> Task input
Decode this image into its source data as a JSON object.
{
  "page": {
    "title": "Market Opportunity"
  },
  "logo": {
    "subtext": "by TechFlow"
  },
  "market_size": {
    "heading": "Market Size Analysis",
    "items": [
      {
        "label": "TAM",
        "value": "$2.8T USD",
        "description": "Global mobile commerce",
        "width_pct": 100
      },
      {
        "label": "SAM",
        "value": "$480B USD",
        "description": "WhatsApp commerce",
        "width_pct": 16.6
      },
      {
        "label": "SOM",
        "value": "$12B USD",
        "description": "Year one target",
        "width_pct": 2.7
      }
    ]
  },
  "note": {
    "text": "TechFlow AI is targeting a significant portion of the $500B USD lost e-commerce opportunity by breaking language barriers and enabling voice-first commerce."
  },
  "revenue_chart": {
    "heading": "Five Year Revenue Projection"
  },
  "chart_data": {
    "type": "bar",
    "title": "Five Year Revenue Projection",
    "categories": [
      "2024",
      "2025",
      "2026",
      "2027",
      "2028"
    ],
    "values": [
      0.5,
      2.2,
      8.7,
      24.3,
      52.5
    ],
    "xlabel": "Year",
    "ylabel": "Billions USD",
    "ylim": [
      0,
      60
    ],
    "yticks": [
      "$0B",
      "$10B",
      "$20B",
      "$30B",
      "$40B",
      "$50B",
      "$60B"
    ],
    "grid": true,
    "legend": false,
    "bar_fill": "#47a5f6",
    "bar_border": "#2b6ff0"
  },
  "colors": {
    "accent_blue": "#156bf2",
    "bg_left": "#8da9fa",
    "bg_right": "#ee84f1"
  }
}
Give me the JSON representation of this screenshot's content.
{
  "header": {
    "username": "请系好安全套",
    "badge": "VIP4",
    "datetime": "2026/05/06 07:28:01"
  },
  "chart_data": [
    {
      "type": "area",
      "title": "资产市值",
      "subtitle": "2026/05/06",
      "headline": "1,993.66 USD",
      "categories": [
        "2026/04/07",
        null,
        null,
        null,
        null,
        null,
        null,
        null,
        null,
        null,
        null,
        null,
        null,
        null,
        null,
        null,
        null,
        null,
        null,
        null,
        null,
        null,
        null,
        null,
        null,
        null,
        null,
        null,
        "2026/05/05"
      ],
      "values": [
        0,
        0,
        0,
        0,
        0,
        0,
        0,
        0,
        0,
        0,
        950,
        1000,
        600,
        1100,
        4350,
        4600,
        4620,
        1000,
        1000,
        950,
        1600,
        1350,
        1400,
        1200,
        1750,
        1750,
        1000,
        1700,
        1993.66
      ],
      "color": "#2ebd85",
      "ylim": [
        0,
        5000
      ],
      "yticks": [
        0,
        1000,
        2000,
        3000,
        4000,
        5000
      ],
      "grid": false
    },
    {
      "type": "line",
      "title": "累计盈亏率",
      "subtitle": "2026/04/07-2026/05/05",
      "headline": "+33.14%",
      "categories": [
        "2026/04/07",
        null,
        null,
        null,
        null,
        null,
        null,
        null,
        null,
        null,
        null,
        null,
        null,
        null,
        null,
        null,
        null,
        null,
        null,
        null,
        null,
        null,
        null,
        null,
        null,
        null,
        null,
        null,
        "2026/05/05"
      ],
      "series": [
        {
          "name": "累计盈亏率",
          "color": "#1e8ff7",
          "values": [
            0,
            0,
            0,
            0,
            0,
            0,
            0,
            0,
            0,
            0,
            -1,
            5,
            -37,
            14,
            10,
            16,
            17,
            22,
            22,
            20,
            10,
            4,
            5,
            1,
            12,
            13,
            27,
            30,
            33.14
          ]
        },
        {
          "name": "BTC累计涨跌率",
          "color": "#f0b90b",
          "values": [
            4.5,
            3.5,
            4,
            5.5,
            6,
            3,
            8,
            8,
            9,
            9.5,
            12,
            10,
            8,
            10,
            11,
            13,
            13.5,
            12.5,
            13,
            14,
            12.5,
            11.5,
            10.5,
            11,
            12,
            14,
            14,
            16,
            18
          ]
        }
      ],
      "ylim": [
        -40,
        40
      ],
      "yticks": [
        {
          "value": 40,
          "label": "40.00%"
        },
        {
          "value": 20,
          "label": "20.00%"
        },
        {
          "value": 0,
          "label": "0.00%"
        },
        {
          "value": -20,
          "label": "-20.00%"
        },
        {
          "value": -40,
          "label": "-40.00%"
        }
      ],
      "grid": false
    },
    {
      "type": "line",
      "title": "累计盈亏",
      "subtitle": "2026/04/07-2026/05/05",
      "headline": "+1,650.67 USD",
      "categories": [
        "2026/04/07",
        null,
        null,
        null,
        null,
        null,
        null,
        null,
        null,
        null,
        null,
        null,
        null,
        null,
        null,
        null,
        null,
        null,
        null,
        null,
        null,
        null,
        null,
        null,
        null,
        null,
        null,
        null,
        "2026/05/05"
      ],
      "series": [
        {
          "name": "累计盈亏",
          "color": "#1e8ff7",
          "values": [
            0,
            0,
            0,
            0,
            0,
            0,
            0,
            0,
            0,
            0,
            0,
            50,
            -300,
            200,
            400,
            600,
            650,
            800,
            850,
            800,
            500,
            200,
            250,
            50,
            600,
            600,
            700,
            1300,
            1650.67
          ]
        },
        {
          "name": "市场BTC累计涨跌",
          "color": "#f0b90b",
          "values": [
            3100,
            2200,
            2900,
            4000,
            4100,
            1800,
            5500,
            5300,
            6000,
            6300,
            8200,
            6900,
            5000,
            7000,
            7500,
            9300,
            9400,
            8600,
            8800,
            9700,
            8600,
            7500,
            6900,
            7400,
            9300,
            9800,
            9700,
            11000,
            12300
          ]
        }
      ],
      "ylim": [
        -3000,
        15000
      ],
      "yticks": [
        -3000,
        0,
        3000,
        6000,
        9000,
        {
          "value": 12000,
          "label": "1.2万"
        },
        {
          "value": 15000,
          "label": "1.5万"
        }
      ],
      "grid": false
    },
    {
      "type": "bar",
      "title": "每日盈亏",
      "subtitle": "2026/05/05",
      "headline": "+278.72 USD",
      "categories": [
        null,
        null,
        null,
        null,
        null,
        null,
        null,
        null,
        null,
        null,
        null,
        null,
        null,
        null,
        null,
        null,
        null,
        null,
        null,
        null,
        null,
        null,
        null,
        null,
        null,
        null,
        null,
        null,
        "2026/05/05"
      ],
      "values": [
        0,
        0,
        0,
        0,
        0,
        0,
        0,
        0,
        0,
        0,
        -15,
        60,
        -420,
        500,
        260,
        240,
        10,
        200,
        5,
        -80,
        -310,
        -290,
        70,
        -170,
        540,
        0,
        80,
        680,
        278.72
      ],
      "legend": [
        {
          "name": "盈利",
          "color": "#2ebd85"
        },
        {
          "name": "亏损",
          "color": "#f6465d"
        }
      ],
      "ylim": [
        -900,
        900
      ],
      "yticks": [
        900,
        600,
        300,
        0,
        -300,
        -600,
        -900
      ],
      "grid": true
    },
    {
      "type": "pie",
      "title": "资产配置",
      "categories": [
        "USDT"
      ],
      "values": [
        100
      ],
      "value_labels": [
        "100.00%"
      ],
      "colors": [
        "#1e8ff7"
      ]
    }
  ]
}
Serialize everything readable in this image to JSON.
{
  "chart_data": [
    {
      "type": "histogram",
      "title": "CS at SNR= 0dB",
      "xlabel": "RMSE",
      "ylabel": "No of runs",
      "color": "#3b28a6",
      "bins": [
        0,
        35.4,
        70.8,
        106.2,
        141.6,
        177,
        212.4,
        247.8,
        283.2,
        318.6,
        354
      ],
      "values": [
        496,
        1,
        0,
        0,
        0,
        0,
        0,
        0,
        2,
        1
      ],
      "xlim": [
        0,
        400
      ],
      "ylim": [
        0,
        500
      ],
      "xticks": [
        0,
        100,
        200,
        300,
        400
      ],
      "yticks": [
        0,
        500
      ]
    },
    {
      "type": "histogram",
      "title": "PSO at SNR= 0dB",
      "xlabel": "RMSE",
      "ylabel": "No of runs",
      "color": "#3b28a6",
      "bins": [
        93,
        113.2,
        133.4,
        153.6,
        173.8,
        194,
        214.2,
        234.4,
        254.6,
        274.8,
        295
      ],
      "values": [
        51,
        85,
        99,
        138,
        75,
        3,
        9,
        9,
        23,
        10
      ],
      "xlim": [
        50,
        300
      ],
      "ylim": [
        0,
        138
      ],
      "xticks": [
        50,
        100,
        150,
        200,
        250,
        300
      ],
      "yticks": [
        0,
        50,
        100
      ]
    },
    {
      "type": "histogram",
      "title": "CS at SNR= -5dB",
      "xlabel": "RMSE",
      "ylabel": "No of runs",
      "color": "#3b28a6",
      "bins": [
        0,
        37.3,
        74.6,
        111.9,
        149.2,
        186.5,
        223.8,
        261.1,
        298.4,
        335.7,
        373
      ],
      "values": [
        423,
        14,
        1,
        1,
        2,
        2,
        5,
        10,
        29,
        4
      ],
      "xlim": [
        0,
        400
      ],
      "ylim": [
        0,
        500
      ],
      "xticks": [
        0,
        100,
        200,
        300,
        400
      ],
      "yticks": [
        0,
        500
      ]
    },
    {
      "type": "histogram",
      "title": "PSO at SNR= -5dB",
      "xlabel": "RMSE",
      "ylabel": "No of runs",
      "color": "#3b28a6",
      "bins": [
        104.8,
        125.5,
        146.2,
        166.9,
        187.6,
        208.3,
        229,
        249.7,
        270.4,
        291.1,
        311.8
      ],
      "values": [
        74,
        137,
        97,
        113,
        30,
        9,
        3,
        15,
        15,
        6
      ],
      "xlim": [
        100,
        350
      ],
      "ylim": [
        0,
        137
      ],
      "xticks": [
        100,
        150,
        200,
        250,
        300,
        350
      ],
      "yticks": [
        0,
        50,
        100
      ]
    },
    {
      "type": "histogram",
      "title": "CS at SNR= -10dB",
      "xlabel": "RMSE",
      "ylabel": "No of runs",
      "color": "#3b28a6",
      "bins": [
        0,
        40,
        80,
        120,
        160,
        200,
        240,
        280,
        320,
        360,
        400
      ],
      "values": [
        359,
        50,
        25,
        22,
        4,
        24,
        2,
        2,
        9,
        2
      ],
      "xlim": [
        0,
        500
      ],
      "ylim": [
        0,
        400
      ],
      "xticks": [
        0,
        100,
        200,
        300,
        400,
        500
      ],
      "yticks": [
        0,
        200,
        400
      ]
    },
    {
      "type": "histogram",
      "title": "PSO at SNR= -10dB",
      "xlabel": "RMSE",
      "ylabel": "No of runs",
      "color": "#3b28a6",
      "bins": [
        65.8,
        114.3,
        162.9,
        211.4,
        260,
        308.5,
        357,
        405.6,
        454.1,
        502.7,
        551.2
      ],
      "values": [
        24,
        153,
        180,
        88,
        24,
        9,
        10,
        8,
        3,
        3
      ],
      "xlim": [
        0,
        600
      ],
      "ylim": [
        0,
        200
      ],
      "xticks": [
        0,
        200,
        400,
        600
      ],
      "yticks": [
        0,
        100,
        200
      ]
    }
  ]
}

> What the exercise asks
Pull every line containing "commerce" from the data.

> Exercise response
        "description": "Global mobile commerce",
        "description": "WhatsApp commerce",
    "text": "TechFlow AI is targeting a significant portion of the $500B USD lost e-commerce opportunity by breaking language barriers and enabling voice-first commerce."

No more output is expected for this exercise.